Challenge — Return each line containing "Logo".

Supplied data —
(begin)

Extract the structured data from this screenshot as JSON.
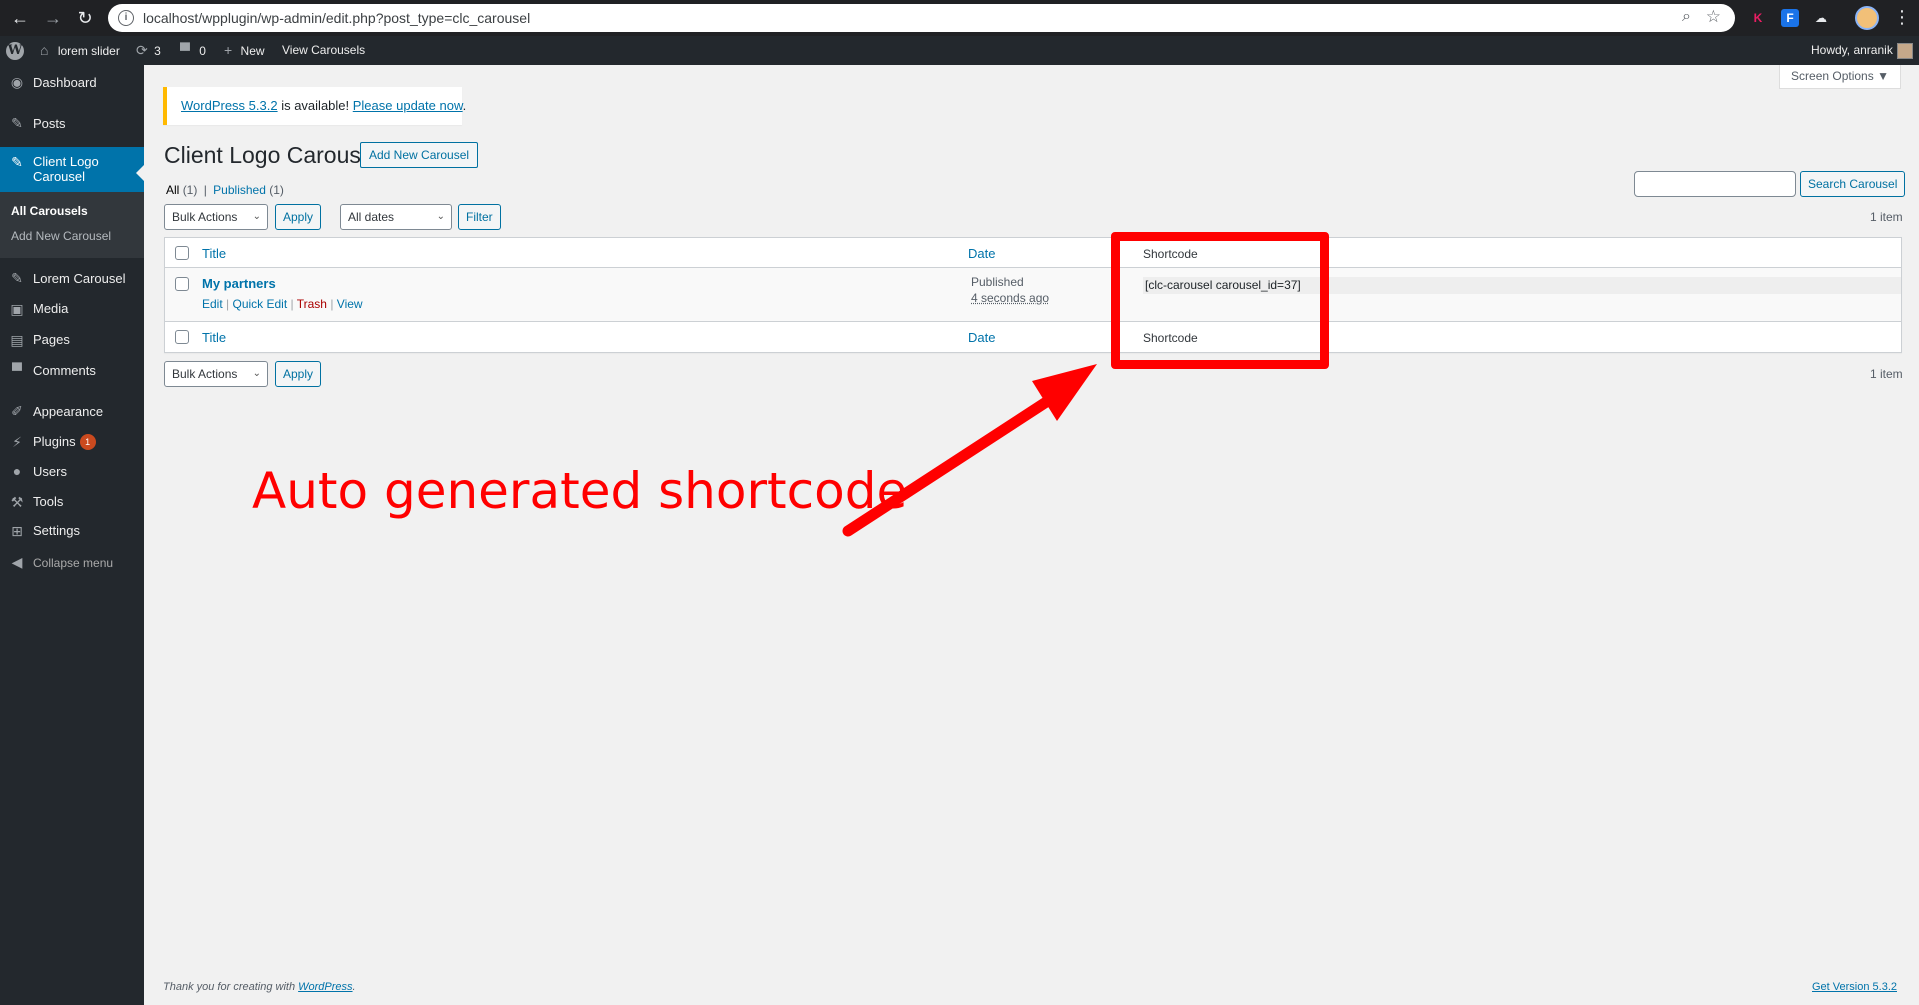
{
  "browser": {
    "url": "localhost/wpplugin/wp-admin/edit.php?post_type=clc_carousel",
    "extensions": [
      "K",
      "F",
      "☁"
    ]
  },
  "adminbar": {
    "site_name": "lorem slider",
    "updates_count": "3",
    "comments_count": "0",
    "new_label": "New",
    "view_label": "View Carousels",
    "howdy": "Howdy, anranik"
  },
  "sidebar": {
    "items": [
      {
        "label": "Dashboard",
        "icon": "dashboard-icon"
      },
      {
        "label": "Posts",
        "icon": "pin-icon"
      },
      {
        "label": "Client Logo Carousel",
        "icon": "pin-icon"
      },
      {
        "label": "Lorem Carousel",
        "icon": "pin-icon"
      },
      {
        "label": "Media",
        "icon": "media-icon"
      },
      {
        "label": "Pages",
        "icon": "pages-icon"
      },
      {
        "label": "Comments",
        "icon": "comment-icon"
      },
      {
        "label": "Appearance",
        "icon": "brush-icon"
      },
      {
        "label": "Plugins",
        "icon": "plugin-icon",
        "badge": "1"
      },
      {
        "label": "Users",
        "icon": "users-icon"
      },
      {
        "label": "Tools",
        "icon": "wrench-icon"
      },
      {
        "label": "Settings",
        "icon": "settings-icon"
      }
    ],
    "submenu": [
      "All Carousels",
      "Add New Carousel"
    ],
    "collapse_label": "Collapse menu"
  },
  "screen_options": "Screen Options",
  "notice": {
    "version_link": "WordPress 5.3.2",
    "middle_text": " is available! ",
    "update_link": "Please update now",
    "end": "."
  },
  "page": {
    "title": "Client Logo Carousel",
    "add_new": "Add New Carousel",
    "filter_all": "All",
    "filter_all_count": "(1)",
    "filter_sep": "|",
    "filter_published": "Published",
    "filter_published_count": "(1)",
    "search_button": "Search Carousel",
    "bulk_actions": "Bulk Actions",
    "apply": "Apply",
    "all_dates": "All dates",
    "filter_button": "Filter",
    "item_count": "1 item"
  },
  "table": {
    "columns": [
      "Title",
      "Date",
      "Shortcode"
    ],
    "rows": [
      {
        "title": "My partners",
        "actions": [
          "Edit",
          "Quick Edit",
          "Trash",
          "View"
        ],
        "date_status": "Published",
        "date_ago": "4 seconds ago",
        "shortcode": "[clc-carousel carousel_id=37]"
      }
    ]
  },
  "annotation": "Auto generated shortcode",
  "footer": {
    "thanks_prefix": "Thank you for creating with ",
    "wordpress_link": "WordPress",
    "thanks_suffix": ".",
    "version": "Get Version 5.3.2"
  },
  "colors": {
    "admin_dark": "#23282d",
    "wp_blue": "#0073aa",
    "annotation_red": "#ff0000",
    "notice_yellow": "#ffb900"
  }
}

(end)
(begin)

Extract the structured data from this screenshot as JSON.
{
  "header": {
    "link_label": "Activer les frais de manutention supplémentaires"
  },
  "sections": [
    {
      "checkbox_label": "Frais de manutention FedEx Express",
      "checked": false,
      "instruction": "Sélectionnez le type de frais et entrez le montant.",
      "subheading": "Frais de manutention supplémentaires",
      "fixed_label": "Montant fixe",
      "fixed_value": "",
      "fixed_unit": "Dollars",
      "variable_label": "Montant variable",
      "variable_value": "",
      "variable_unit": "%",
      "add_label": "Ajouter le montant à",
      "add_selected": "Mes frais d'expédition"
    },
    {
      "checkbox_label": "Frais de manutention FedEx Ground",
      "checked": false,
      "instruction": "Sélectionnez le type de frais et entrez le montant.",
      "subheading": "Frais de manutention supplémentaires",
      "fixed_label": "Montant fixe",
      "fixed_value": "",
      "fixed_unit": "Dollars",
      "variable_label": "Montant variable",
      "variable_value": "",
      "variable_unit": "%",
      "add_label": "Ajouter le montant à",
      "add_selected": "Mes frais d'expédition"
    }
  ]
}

(end)

Response below —
        "label": "Client Logo Carousel",
    "title": "Client Logo Carousel",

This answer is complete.